• EXERCISE AIM: Extract each line containing the string "承建单位自行设计表格".
-- Start DATA LINES --
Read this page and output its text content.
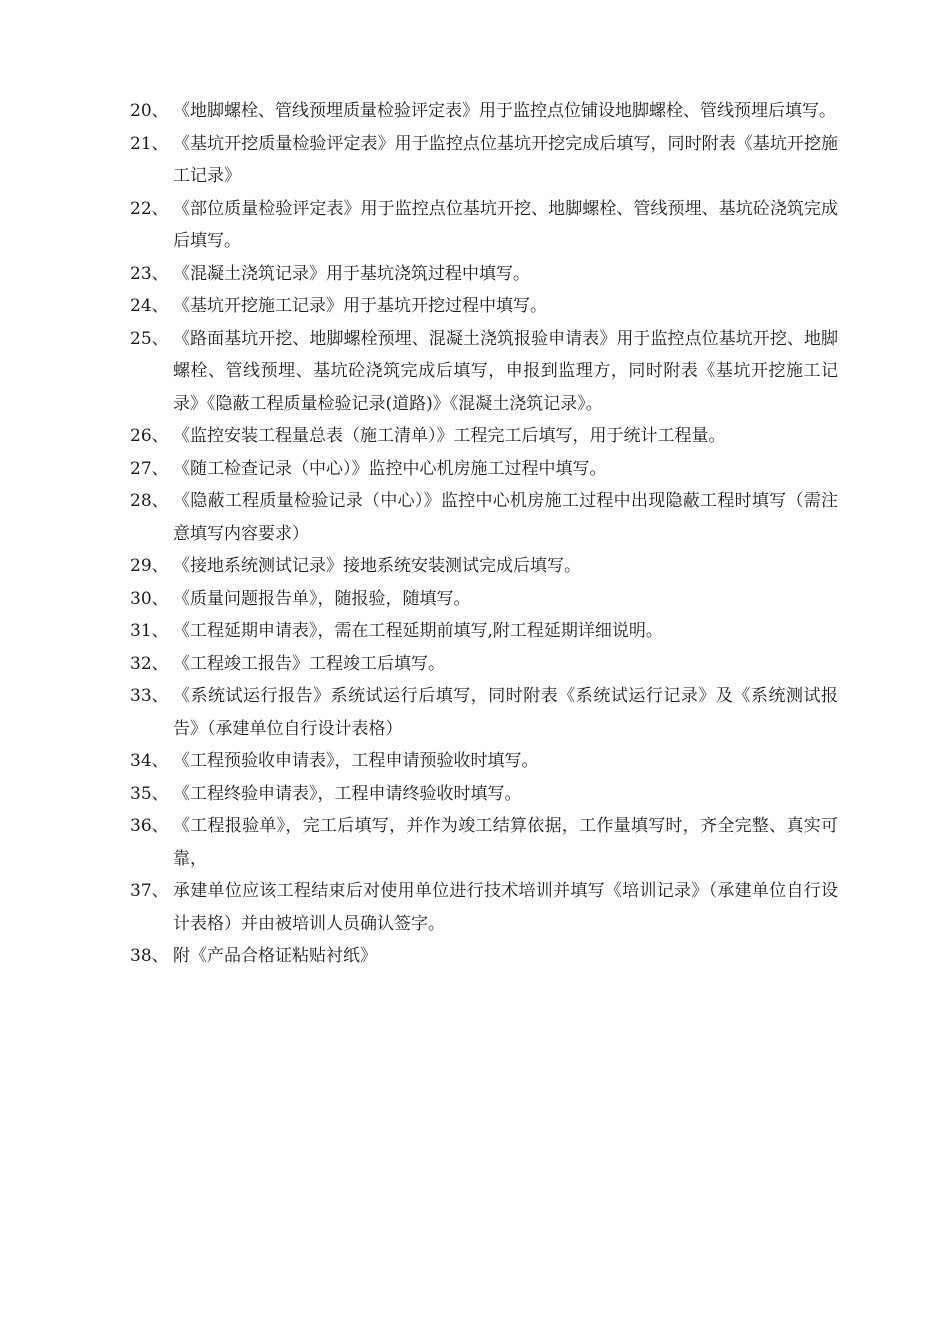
20、 《地脚螺栓、管线预埋质量检验评定表》用于监控点位铺设地脚螺栓、管线预埋后填写。
21、 《基坑开挖质量检验评定表》用于监控点位基坑开挖完成后填写，同时附表《基坑开挖施工记录》
22、 《部位质量检验评定表》用于监控点位基坑开挖、地脚螺栓、管线预埋、基坑砼浇筑完成后填写。
23、 《混凝土浇筑记录》用于基坑浇筑过程中填写。
24、 《基坑开挖施工记录》用于基坑开挖过程中填写。
25、 《路面基坑开挖、地脚螺栓预埋、混凝土浇筑报验申请表》用于监控点位基坑开挖、地脚螺栓、管线预埋、基坑砼浇筑完成后填写，申报到监理方，同时附表《基坑开挖施工记录》《隐蔽工程质量检验记录(道路)》《混凝土浇筑记录》。
26、 《监控安装工程量总表（施工清单）》工程完工后填写，用于统计工程量。
27、 《随工检查记录（中心）》监控中心机房施工过程中填写。
28、 《隐蔽工程质量检验记录（中心）》监控中心机房施工过程中出现隐蔽工程时填写（需注意填写内容要求）
29、 《接地系统测试记录》接地系统安装测试完成后填写。
30、 《质量问题报告单》，随报验，随填写。
31、 《工程延期申请表》，需在工程延期前填写,附工程延期详细说明。
32、 《工程竣工报告》工程竣工后填写。
33、 《系统试运行报告》系统试运行后填写，同时附表《系统试运行记录》及《系统测试报告》（承建单位自行设计表格）
34、 《工程预验收申请表》，工程申请预验收时填写。
35、 《工程终验申请表》，工程申请终验收时填写。
36、 《工程报验单》，完工后填写，并作为竣工结算依据，工作量填写时，齐全完整、真实可靠，
37、 承建单位应该工程结束后对使用单位进行技术培训并填写《培训记录》（承建单位自行设计表格）并由被培训人员确认签字。
38、 附《产品合格证粘贴衬纸》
-- End DATA LINES --
• CORRECT RESPONSE:
33、 《系统试运行报告》系统试运行后填写，同时附表《系统试运行记录》及《系统测试报告》（承建单位自行设计表格）
37、 承建单位应该工程结束后对使用单位进行技术培训并填写《培训记录》（承建单位自行设计表格）并由被培训人员确认签字。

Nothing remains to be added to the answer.